Instructions to follow - Reproduce the listing below word for word, with no pictures.

Records for the exercise -
"""

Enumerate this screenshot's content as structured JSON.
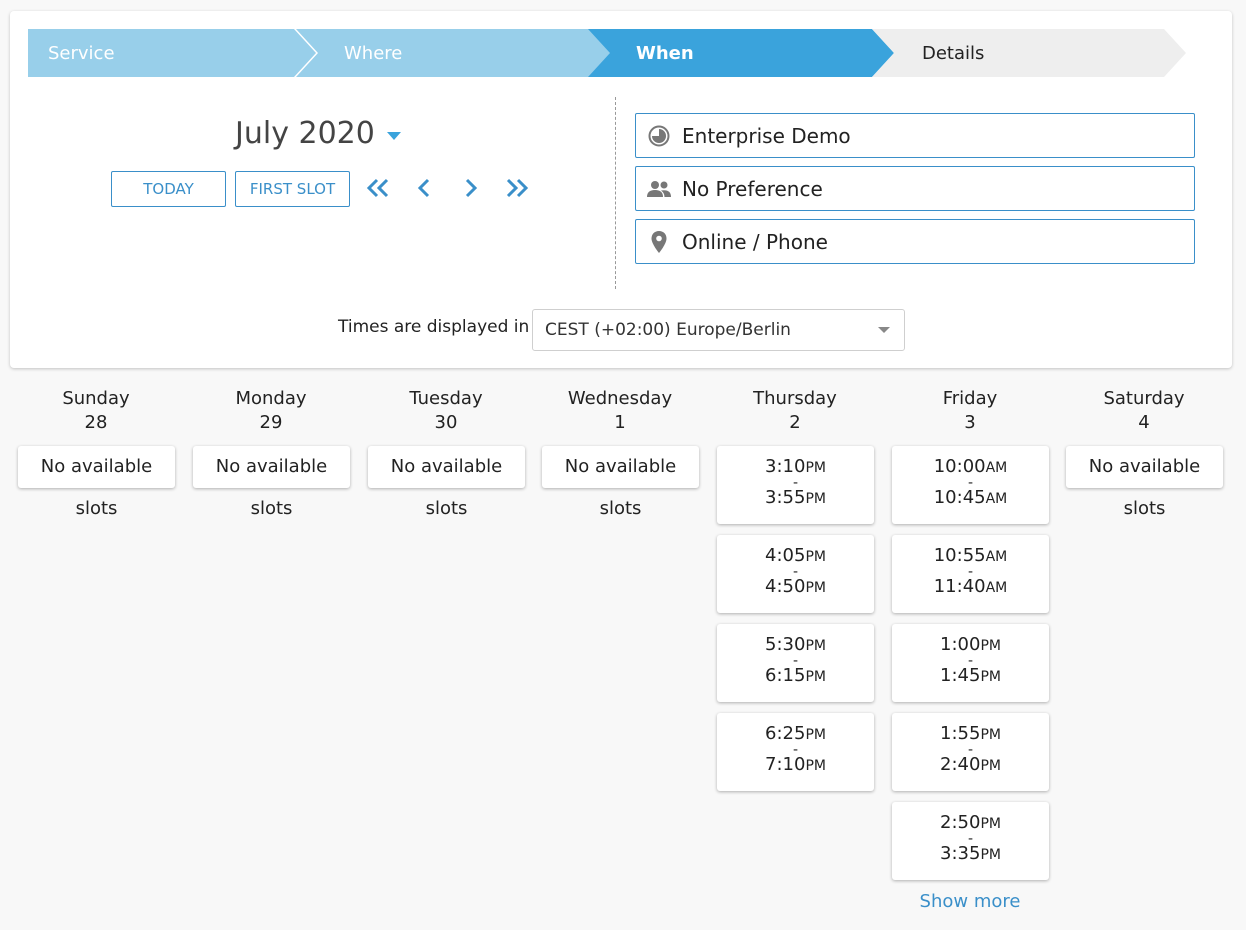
{
  "steps": [
    "Service",
    "Where",
    "When",
    "Details"
  ],
  "calendar": {
    "month_label": "July 2020",
    "today_label": "TODAY",
    "first_slot_label": "FIRST SLOT"
  },
  "filters": {
    "service": "Enterprise Demo",
    "staff": "No Preference",
    "location": "Online / Phone"
  },
  "timezone": {
    "label": "Times are displayed in",
    "value": "CEST (+02:00) Europe/Berlin"
  },
  "no_slots_label": "No available slots",
  "show_more_label": "Show more",
  "colors": {
    "accent": "#3aa3dc",
    "accent_light": "#98cfea",
    "link": "#3a8fc9"
  },
  "days": [
    {
      "name": "Sunday",
      "date": "28",
      "slots": []
    },
    {
      "name": "Monday",
      "date": "29",
      "slots": []
    },
    {
      "name": "Tuesday",
      "date": "30",
      "slots": []
    },
    {
      "name": "Wednesday",
      "date": "1",
      "slots": []
    },
    {
      "name": "Thursday",
      "date": "2",
      "slots": [
        {
          "start": "3:10",
          "start_ampm": "PM",
          "end": "3:55",
          "end_ampm": "PM"
        },
        {
          "start": "4:05",
          "start_ampm": "PM",
          "end": "4:50",
          "end_ampm": "PM"
        },
        {
          "start": "5:30",
          "start_ampm": "PM",
          "end": "6:15",
          "end_ampm": "PM"
        },
        {
          "start": "6:25",
          "start_ampm": "PM",
          "end": "7:10",
          "end_ampm": "PM"
        }
      ]
    },
    {
      "name": "Friday",
      "date": "3",
      "show_more": true,
      "slots": [
        {
          "start": "10:00",
          "start_ampm": "AM",
          "end": "10:45",
          "end_ampm": "AM"
        },
        {
          "start": "10:55",
          "start_ampm": "AM",
          "end": "11:40",
          "end_ampm": "AM"
        },
        {
          "start": "1:00",
          "start_ampm": "PM",
          "end": "1:45",
          "end_ampm": "PM"
        },
        {
          "start": "1:55",
          "start_ampm": "PM",
          "end": "2:40",
          "end_ampm": "PM"
        },
        {
          "start": "2:50",
          "start_ampm": "PM",
          "end": "3:35",
          "end_ampm": "PM"
        }
      ]
    },
    {
      "name": "Saturday",
      "date": "4",
      "slots": []
    }
  ]
}
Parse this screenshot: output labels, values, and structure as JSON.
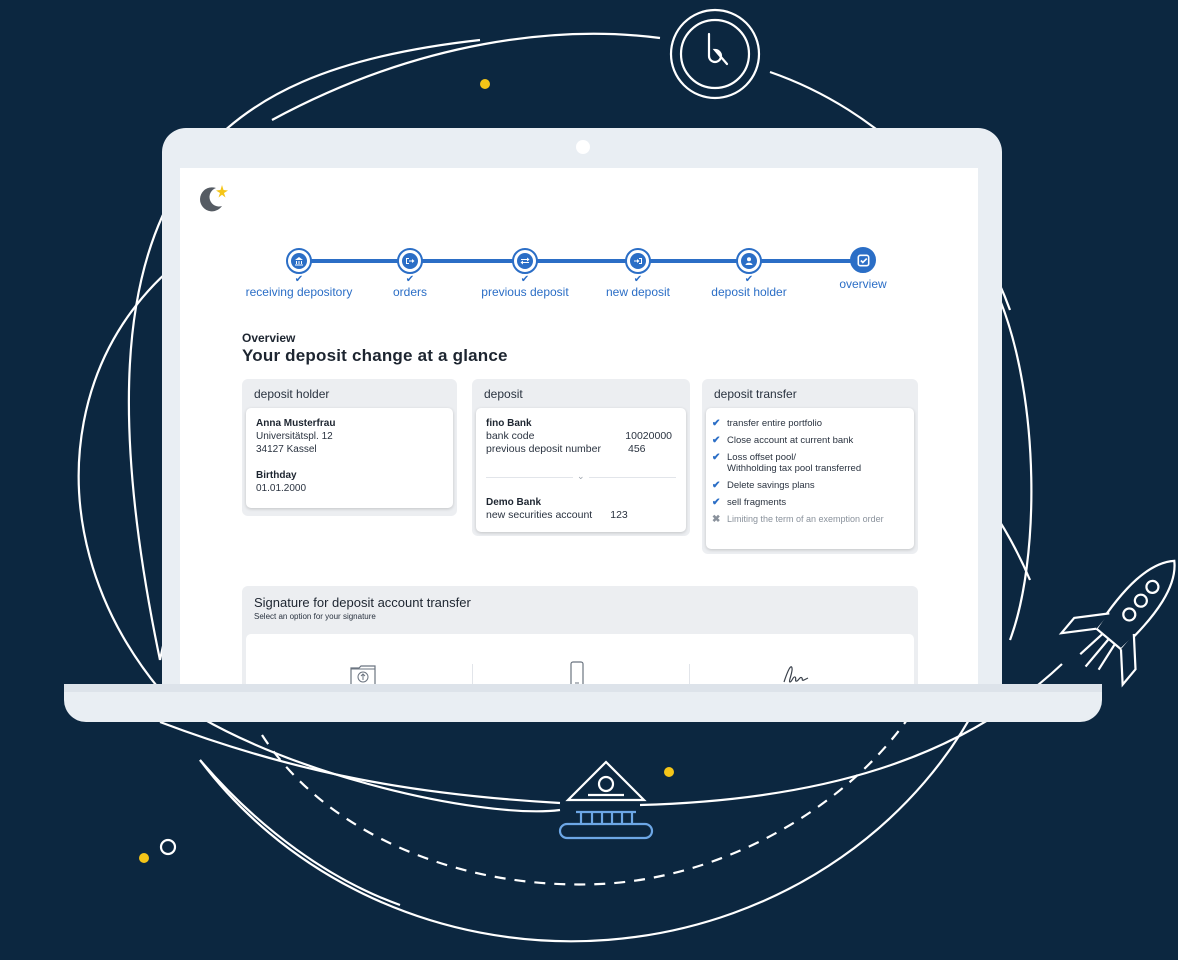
{
  "stepper": {
    "steps": [
      {
        "label": "receiving depository",
        "icon": "bank-icon",
        "done": true
      },
      {
        "label": "orders",
        "icon": "sign-out-icon",
        "done": true
      },
      {
        "label": "previous deposit",
        "icon": "exchange-icon",
        "done": true
      },
      {
        "label": "new deposit",
        "icon": "sign-in-icon",
        "done": true
      },
      {
        "label": "deposit holder",
        "icon": "user-icon",
        "done": true
      },
      {
        "label": "overview",
        "icon": "check-square-icon",
        "done": false
      }
    ]
  },
  "overview": {
    "label": "Overview",
    "title": "Your deposit change at a glance"
  },
  "holder": {
    "card_title": "deposit holder",
    "name": "Anna Musterfrau",
    "street": "Universitätspl. 12",
    "city": "34127 Kassel",
    "birthday_label": "Birthday",
    "birthday": "01.01.2000"
  },
  "deposit": {
    "card_title": "deposit",
    "old_bank": "fino Bank",
    "bank_code_label": "bank code",
    "bank_code": "10020000",
    "previous_label": "previous deposit number",
    "previous_number": "456",
    "new_bank": "Demo Bank",
    "new_label": "new securities account",
    "new_number": "123"
  },
  "transfer": {
    "card_title": "deposit transfer",
    "items": [
      {
        "text": "transfer entire portfolio",
        "checked": true
      },
      {
        "text": "Close account at current bank",
        "checked": true
      },
      {
        "text": "Loss offset pool/",
        "text2": "Withholding tax pool transferred",
        "checked": true
      },
      {
        "text": "Delete savings plans",
        "checked": true
      },
      {
        "text": "sell fragments",
        "checked": true
      },
      {
        "text": "Limiting the term of an exemption order",
        "checked": false
      }
    ]
  },
  "signature": {
    "title": "Signature for deposit account transfer",
    "subtitle": "Select an option for your signature",
    "options": [
      {
        "icon": "upload-folder-icon"
      },
      {
        "icon": "smartphone-icon"
      },
      {
        "icon": "handwriting-icon"
      }
    ]
  },
  "colors": {
    "background": "#0c2740",
    "accent": "#2b6ec6",
    "highlight": "#f5c518"
  }
}
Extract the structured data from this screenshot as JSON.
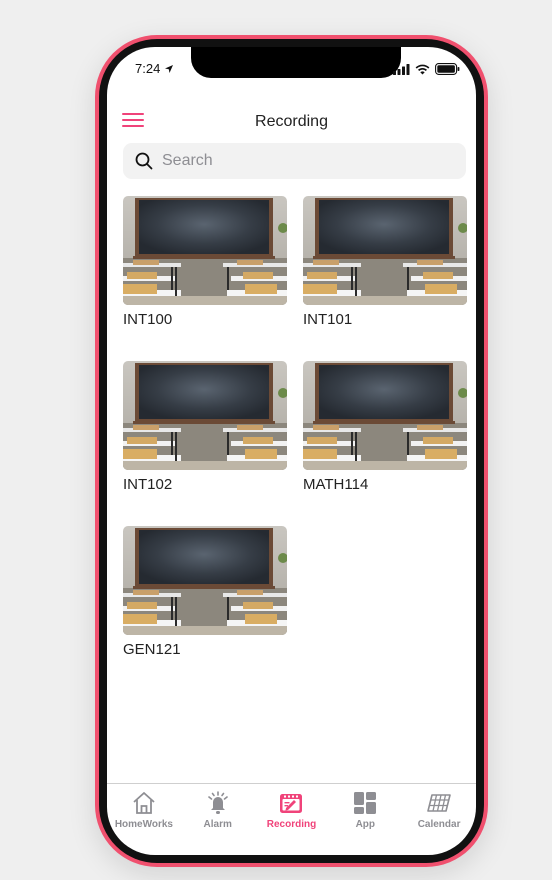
{
  "status_bar": {
    "time": "7:24"
  },
  "header": {
    "title": "Recording"
  },
  "search": {
    "placeholder": "Search"
  },
  "recordings": [
    {
      "label": "INT100"
    },
    {
      "label": "INT101"
    },
    {
      "label": "INT102"
    },
    {
      "label": "MATH114"
    },
    {
      "label": "GEN121"
    }
  ],
  "tabbar": {
    "items": [
      {
        "label": "HomeWorks",
        "icon": "home-icon"
      },
      {
        "label": "Alarm",
        "icon": "alarm-bell-icon"
      },
      {
        "label": "Recording",
        "icon": "recording-icon",
        "active": true
      },
      {
        "label": "App",
        "icon": "app-grid-icon"
      },
      {
        "label": "Calendar",
        "icon": "calendar-icon"
      }
    ]
  },
  "colors": {
    "accent": "#f0437a",
    "phone_frame": "#f0506e",
    "inactive": "#8e8e93"
  }
}
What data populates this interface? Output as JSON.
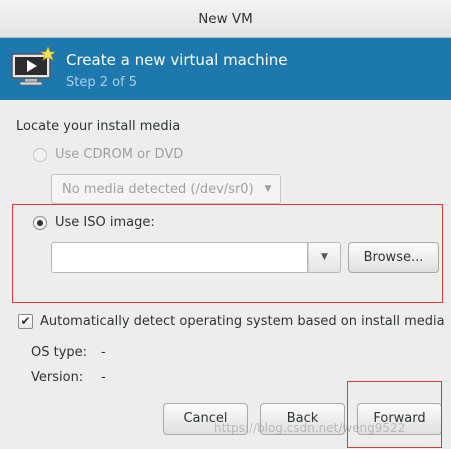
{
  "window": {
    "title": "New VM"
  },
  "banner": {
    "title": "Create a new virtual machine",
    "step": "Step 2 of 5",
    "icon": "vm-monitor-icon"
  },
  "install_media": {
    "heading": "Locate your install media",
    "cdrom_option": {
      "label": "Use CDROM or DVD",
      "selected": false,
      "enabled": false
    },
    "cdrom_combo": {
      "value": "No media detected (/dev/sr0)",
      "enabled": false
    },
    "iso_option": {
      "label": "Use ISO image:",
      "selected": true,
      "enabled": true
    },
    "iso_path": {
      "value": "",
      "placeholder": ""
    },
    "browse_label": "Browse..."
  },
  "os_detect": {
    "auto_detect_label": "Automatically detect operating system based on install media",
    "auto_detect_checked": true,
    "os_type_label": "OS type:",
    "os_type_value": "-",
    "version_label": "Version:",
    "version_value": "-"
  },
  "buttons": {
    "cancel": "Cancel",
    "back": "Back",
    "forward": "Forward"
  },
  "watermark": "https://blog.csdn.net/weng9522",
  "colors": {
    "banner_bg": "#1d78ae",
    "highlight_box": "#d63b3b"
  }
}
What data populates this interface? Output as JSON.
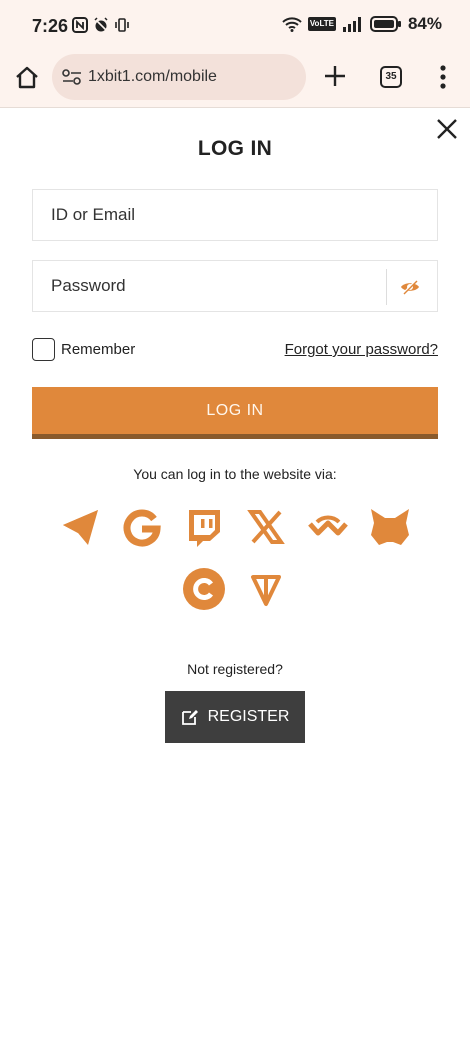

"""

Output below -
Enumerate this screenshot's content as structured JSON.
{
  "steps": [
    "Service",
    "Where",
    "When",
    "Details"
  ],
  "calendar": {
    "month_label": "July 2020",
    "today_label": "TODAY",
    "first_slot_label": "FIRST SLOT"
  },
  "filters": {
    "service": "Enterprise Demo",
    "staff": "No Preference",
    "location": "Online / Phone"
  },
  "timezone": {
    "label": "Times are displayed in",
    "value": "CEST (+02:00) Europe/Berlin"
  },
  "no_slots_label": "No available slots",
  "show_more_label": "Show more",
  "colors": {
    "accent": "#3aa3dc",
    "accent_light": "#98cfea",
    "link": "#3a8fc9"
  },
  "days": [
    {
      "name": "Sunday",
      "date": "28",
      "slots": []
    },
    {
      "name": "Monday",
      "date": "29",
      "slots": []
    },
    {
      "name": "Tuesday",
      "date": "30",
      "slots": []
    },
    {
      "name": "Wednesday",
      "date": "1",
      "slots": []
    },
    {
      "name": "Thursday",
      "date": "2",
      "slots": [
        {
          "start": "3:10",
          "start_ampm": "PM",
          "end": "3:55",
          "end_ampm": "PM"
        },
        {
          "start": "4:05",
          "start_ampm": "PM",
          "end": "4:50",
          "end_ampm": "PM"
        },
        {
          "start": "5:30",
          "start_ampm": "PM",
          "end": "6:15",
          "end_ampm": "PM"
        },
        {
          "start": "6:25",
          "start_ampm": "PM",
          "end": "7:10",
          "end_ampm": "PM"
        }
      ]
    },
    {
      "name": "Friday",
      "date": "3",
      "show_more": true,
      "slots": [
        {
          "start": "10:00",
          "start_ampm": "AM",
          "end": "10:45",
          "end_ampm": "AM"
        },
        {
          "start": "10:55",
          "start_ampm": "AM",
          "end": "11:40",
          "end_ampm": "AM"
        },
        {
          "start": "1:00",
          "start_ampm": "PM",
          "end": "1:45",
          "end_ampm": "PM"
        },
        {
          "start": "1:55",
          "start_ampm": "PM",
          "end": "2:40",
          "end_ampm": "PM"
        },
        {
          "start": "2:50",
          "start_ampm": "PM",
          "end": "3:35",
          "end_ampm": "PM"
        }
      ]
    },
    {
      "name": "Saturday",
      "date": "4",
      "slots": []
    }
  ]
}
Parse this screenshot: output labels, values, and structure as JSON.
{
  "stepper": {
    "steps": [
      {
        "label": "receiving depository",
        "icon": "bank-icon",
        "done": true
      },
      {
        "label": "orders",
        "icon": "sign-out-icon",
        "done": true
      },
      {
        "label": "previous deposit",
        "icon": "exchange-icon",
        "done": true
      },
      {
        "label": "new deposit",
        "icon": "sign-in-icon",
        "done": true
      },
      {
        "label": "deposit holder",
        "icon": "user-icon",
        "done": true
      },
      {
        "label": "overview",
        "icon": "check-square-icon",
        "done": false
      }
    ]
  },
  "overview": {
    "label": "Overview",
    "title": "Your deposit change at a glance"
  },
  "holder": {
    "card_title": "deposit holder",
    "name": "Anna Musterfrau",
    "street": "Universitätspl. 12",
    "city": "34127 Kassel",
    "birthday_label": "Birthday",
    "birthday": "01.01.2000"
  },
  "deposit": {
    "card_title": "deposit",
    "old_bank": "fino Bank",
    "bank_code_label": "bank code",
    "bank_code": "10020000",
    "previous_label": "previous deposit number",
    "previous_number": "456",
    "new_bank": "Demo Bank",
    "new_label": "new securities account",
    "new_number": "123"
  },
  "transfer": {
    "card_title": "deposit transfer",
    "items": [
      {
        "text": "transfer entire portfolio",
        "checked": true
      },
      {
        "text": "Close account at current bank",
        "checked": true
      },
      {
        "text": "Loss offset pool/",
        "text2": "Withholding tax pool transferred",
        "checked": true
      },
      {
        "text": "Delete savings plans",
        "checked": true
      },
      {
        "text": "sell fragments",
        "checked": true
      },
      {
        "text": "Limiting the term of an exemption order",
        "checked": false
      }
    ]
  },
  "signature": {
    "title": "Signature for deposit account transfer",
    "subtitle": "Select an option for your signature",
    "options": [
      {
        "icon": "upload-folder-icon"
      },
      {
        "icon": "smartphone-icon"
      },
      {
        "icon": "handwriting-icon"
      }
    ]
  },
  "colors": {
    "background": "#0c2740",
    "accent": "#2b6ec6",
    "highlight": "#f5c518"
  }
}
Extract the structured data from this screenshot as JSON.
{
  "status_bar": {
    "time": "7:24"
  },
  "header": {
    "title": "Recording"
  },
  "search": {
    "placeholder": "Search"
  },
  "recordings": [
    {
      "label": "INT100"
    },
    {
      "label": "INT101"
    },
    {
      "label": "INT102"
    },
    {
      "label": "MATH114"
    },
    {
      "label": "GEN121"
    }
  ],
  "tabbar": {
    "items": [
      {
        "label": "HomeWorks",
        "icon": "home-icon"
      },
      {
        "label": "Alarm",
        "icon": "alarm-bell-icon"
      },
      {
        "label": "Recording",
        "icon": "recording-icon",
        "active": true
      },
      {
        "label": "App",
        "icon": "app-grid-icon"
      },
      {
        "label": "Calendar",
        "icon": "calendar-icon"
      }
    ]
  },
  "colors": {
    "accent": "#f0437a",
    "phone_frame": "#f0506e",
    "inactive": "#8e8e93"
  }
}
What data populates this interface? Output as JSON.
{
  "window": {
    "title": "New VM"
  },
  "banner": {
    "title": "Create a new virtual machine",
    "step": "Step 2 of 5",
    "icon": "vm-monitor-icon"
  },
  "install_media": {
    "heading": "Locate your install media",
    "cdrom_option": {
      "label": "Use CDROM or DVD",
      "selected": false,
      "enabled": false
    },
    "cdrom_combo": {
      "value": "No media detected (/dev/sr0)",
      "enabled": false
    },
    "iso_option": {
      "label": "Use ISO image:",
      "selected": true,
      "enabled": true
    },
    "iso_path": {
      "value": "",
      "placeholder": ""
    },
    "browse_label": "Browse..."
  },
  "os_detect": {
    "auto_detect_label": "Automatically detect operating system based on install media",
    "auto_detect_checked": true,
    "os_type_label": "OS type:",
    "os_type_value": "-",
    "version_label": "Version:",
    "version_value": "-"
  },
  "buttons": {
    "cancel": "Cancel",
    "back": "Back",
    "forward": "Forward"
  },
  "watermark": "https://blog.csdn.net/weng9522",
  "colors": {
    "banner_bg": "#1d78ae",
    "highlight_box": "#d63b3b"
  }
}
What data populates this interface? Output as JSON.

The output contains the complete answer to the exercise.